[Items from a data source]
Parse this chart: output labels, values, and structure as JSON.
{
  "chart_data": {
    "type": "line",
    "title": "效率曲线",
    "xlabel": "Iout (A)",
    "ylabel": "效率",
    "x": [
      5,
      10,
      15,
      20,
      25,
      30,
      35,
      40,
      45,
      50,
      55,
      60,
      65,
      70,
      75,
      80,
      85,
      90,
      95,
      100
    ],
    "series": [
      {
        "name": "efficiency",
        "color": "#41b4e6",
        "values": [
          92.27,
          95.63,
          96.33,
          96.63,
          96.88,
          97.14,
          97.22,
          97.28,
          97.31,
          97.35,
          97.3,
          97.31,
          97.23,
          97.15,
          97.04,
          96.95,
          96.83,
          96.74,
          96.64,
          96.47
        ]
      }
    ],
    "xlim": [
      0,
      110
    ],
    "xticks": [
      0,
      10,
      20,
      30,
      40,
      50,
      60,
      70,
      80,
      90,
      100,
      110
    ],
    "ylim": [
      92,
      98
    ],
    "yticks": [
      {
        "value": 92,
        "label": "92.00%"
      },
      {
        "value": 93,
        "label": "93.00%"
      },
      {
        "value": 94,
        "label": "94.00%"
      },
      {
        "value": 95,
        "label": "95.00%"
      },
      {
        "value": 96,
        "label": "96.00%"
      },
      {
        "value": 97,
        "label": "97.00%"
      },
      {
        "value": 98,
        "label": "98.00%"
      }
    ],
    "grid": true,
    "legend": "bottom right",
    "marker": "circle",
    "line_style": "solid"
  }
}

--

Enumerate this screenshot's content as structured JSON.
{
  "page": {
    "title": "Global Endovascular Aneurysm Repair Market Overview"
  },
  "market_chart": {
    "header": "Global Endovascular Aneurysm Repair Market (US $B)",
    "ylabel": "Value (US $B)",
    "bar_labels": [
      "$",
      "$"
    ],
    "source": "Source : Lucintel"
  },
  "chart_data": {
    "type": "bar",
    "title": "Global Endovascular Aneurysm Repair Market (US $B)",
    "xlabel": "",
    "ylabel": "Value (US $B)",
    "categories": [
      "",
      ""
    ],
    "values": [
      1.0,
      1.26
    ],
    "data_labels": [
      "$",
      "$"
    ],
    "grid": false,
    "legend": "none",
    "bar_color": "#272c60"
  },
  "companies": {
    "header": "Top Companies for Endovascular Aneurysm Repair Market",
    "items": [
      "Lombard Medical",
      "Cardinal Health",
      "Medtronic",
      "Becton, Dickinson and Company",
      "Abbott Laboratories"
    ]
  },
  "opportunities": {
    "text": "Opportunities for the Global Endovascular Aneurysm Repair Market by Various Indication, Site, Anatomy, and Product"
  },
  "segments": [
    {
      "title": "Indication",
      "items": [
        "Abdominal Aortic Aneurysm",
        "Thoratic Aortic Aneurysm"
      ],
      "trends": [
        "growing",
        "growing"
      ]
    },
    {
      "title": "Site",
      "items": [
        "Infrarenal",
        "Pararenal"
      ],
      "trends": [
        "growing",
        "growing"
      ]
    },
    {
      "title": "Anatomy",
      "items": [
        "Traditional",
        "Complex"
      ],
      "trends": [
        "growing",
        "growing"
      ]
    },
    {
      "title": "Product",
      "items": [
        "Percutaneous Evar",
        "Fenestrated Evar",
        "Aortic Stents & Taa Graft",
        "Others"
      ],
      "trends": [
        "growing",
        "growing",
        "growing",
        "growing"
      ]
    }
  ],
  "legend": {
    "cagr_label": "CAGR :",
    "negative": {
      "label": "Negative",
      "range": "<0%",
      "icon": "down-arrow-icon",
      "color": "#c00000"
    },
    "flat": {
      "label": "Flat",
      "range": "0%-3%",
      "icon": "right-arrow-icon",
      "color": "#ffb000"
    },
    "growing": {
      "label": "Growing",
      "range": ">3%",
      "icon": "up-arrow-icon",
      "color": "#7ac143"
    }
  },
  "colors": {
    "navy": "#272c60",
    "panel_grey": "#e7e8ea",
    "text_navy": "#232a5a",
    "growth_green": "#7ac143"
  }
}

WORK TO DO »
Using the records above, gather all lines where the string "Indication" is present.

RESPONSE BELOW »
    "text": "Opportunities for the Global Endovascular Aneurysm Repair Market by Various Indication, Site, Anatomy, and Product"
      "title": "Indication",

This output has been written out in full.